Aim: Scan the data below for the string "icon". Show every line where it turns up.

Rows:
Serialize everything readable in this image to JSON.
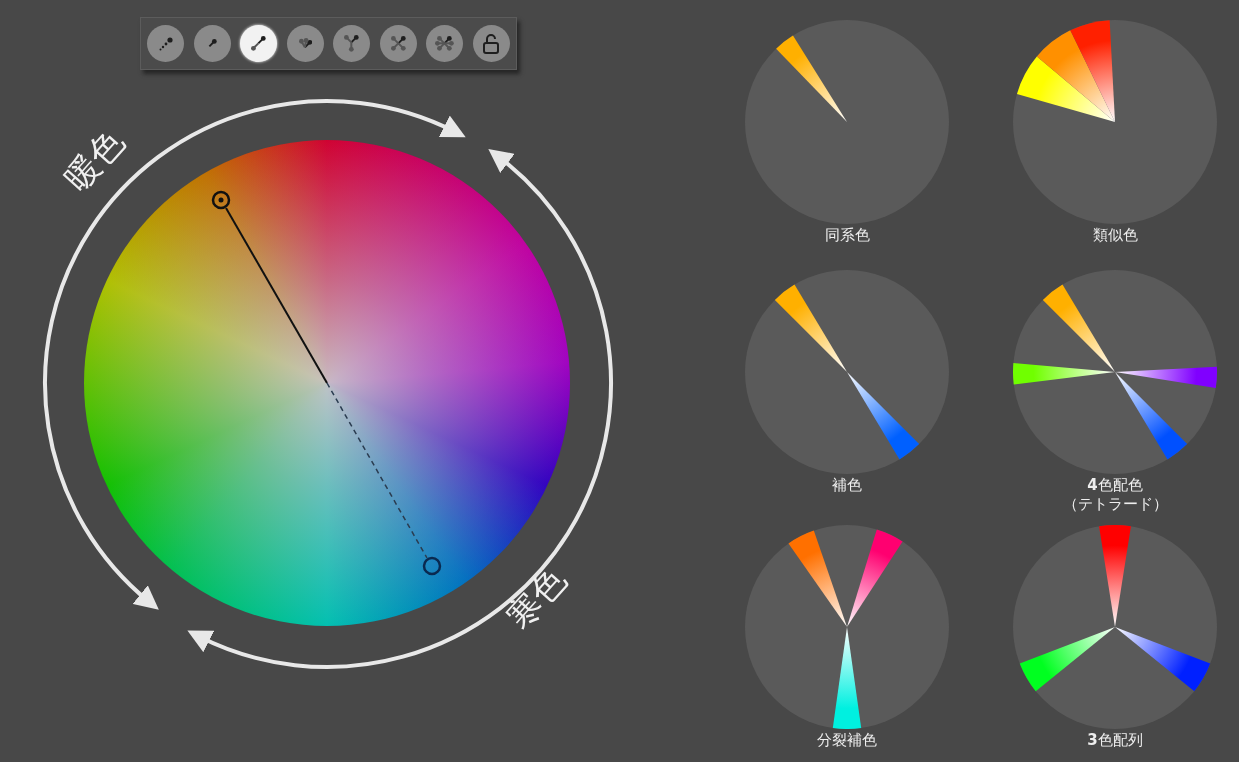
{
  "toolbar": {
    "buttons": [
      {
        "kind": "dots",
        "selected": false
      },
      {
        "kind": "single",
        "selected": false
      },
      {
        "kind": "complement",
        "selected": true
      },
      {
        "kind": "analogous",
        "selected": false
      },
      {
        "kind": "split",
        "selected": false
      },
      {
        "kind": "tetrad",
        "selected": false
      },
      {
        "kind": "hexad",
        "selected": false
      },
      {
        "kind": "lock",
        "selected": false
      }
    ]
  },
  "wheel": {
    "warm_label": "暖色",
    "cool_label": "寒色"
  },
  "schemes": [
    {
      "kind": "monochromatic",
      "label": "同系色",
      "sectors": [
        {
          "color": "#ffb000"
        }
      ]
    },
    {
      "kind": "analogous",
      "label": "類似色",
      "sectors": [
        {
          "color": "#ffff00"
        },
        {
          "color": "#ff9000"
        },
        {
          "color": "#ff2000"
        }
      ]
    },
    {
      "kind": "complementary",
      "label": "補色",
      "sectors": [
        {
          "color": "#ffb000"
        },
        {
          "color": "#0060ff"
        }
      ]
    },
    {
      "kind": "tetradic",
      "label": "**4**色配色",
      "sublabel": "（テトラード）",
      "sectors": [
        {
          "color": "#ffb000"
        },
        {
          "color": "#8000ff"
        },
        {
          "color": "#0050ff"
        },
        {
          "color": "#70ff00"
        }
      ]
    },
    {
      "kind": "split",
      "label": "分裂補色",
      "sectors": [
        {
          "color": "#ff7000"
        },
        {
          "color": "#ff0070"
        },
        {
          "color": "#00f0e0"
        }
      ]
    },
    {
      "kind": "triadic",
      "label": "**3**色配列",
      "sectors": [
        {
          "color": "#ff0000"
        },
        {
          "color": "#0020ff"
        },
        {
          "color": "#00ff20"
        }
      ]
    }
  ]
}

==

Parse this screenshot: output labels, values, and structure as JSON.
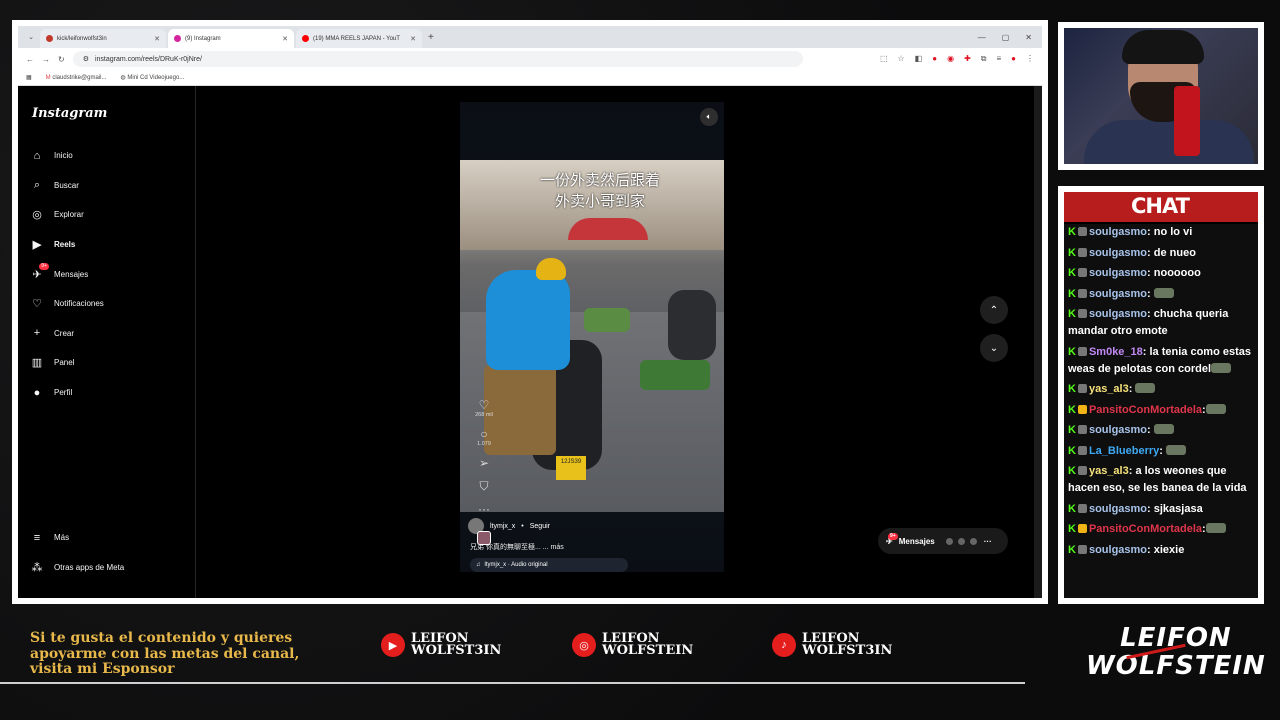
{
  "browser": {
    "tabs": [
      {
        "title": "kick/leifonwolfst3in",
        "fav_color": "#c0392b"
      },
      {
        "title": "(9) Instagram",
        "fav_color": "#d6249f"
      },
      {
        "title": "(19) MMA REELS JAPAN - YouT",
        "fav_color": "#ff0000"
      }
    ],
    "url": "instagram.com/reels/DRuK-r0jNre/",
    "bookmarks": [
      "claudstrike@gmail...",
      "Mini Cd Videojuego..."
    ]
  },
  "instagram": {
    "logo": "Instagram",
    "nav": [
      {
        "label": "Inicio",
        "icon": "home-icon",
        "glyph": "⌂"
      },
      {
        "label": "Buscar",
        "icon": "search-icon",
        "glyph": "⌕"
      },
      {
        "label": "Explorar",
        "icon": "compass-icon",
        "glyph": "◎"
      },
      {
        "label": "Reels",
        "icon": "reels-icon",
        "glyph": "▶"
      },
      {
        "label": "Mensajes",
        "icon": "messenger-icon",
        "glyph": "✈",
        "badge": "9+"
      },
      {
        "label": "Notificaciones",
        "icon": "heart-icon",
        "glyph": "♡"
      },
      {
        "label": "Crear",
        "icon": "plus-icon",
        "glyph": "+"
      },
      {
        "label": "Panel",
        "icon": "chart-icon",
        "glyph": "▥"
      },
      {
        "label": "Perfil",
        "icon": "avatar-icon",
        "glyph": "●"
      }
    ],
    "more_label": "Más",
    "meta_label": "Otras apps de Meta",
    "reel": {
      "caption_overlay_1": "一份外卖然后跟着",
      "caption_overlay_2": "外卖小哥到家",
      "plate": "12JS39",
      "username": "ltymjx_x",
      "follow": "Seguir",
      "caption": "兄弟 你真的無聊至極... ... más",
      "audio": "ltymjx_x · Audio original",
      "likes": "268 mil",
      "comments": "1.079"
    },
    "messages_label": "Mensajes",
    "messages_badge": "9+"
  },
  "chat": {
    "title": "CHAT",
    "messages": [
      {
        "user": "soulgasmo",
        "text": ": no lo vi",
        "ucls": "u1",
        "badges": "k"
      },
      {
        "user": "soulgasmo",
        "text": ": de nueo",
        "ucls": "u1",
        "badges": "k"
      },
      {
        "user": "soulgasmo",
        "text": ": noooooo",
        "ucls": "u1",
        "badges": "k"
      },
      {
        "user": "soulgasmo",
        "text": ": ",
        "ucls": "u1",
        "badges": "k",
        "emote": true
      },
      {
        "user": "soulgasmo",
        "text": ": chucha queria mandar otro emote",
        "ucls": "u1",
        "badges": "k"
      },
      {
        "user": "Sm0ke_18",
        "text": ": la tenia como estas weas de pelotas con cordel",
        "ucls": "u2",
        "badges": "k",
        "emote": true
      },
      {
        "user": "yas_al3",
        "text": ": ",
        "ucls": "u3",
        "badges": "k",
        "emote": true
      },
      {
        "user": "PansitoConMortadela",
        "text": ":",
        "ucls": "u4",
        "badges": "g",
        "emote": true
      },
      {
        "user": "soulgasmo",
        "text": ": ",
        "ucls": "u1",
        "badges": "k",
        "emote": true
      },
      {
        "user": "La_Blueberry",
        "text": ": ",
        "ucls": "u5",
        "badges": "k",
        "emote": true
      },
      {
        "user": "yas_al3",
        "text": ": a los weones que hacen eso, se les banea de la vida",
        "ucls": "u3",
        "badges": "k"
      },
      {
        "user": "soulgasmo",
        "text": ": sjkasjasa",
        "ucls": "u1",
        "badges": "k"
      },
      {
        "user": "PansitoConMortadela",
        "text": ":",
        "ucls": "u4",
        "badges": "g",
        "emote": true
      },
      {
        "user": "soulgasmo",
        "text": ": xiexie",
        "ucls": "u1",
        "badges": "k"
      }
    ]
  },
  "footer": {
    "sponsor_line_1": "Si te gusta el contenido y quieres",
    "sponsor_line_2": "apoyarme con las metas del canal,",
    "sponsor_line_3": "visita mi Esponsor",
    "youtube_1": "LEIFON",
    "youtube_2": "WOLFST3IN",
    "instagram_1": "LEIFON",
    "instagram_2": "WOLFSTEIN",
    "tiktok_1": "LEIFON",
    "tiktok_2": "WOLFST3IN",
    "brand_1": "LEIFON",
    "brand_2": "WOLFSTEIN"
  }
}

Solution to this exercise:
        "icon": "home-icon",
        "icon": "search-icon",
        "icon": "compass-icon",
        "icon": "reels-icon",
        "icon": "messenger-icon",
        "icon": "heart-icon",
        "icon": "plus-icon",
        "icon": "chart-icon",
        "icon": "avatar-icon",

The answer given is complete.